--- Start of Material for the task ---
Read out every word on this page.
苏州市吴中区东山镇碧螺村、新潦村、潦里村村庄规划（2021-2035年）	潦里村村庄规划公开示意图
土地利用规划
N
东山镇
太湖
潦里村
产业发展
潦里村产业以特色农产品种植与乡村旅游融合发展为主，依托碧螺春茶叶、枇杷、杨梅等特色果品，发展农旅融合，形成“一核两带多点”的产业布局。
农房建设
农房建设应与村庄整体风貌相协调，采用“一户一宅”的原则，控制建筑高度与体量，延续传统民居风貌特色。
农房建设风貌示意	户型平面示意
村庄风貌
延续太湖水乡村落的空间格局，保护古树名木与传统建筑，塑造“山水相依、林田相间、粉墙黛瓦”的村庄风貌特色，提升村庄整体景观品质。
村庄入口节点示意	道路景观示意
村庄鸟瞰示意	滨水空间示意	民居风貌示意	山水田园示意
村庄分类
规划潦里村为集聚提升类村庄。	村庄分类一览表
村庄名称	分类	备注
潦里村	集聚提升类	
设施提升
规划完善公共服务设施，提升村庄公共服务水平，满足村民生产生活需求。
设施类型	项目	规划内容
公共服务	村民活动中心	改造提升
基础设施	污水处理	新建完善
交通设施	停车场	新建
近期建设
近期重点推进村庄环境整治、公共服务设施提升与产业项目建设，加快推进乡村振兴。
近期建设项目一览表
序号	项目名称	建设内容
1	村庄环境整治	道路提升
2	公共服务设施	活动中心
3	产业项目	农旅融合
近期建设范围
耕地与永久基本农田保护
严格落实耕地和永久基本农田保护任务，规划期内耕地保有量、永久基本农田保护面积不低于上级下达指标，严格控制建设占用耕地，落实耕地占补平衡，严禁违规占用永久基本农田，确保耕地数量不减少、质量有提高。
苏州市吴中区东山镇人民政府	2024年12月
--- End of Material for the task ---
■ Task objective:
Output the entries verbatim.

■ Result:
Read out every word on this page.
苏州市吴中区东山镇碧螺村、新潦村、潦里村村庄规划（2021-2035年）	潦里村村庄规划公开示意图
土地利用规划
N
东山镇
太湖
潦里村
产业发展
潦里村产业以特色农产品种植与乡村旅游融合发展为主，依托碧螺春茶叶、枇杷、杨梅等特色果品，发展农旅融合，形成“一核两带多点”的产业布局。
农房建设
农房建设应与村庄整体风貌相协调，采用“一户一宅”的原则，控制建筑高度与体量，延续传统民居风貌特色。
农房建设风貌示意	户型平面示意
村庄风貌
延续太湖水乡村落的空间格局，保护古树名木与传统建筑，塑造“山水相依、林田相间、粉墙黛瓦”的村庄风貌特色，提升村庄整体景观品质。
村庄入口节点示意	道路景观示意
村庄鸟瞰示意	滨水空间示意	民居风貌示意	山水田园示意
村庄分类
规划潦里村为集聚提升类村庄。	村庄分类一览表
村庄名称	分类	备注
潦里村	集聚提升类	
设施提升
规划完善公共服务设施，提升村庄公共服务水平，满足村民生产生活需求。
设施类型	项目	规划内容
公共服务	村民活动中心	改造提升
基础设施	污水处理	新建完善
交通设施	停车场	新建
近期建设
近期重点推进村庄环境整治、公共服务设施提升与产业项目建设，加快推进乡村振兴。
近期建设项目一览表
序号	项目名称	建设内容
1	村庄环境整治	道路提升
2	公共服务设施	活动中心
3	产业项目	农旅融合
近期建设范围
耕地与永久基本农田保护
严格落实耕地和永久基本农田保护任务，规划期内耕地保有量、永久基本农田保护面积不低于上级下达指标，严格控制建设占用耕地，落实耕地占补平衡，严禁违规占用永久基本农田，确保耕地数量不减少、质量有提高。
苏州市吴中区东山镇人民政府	2024年12月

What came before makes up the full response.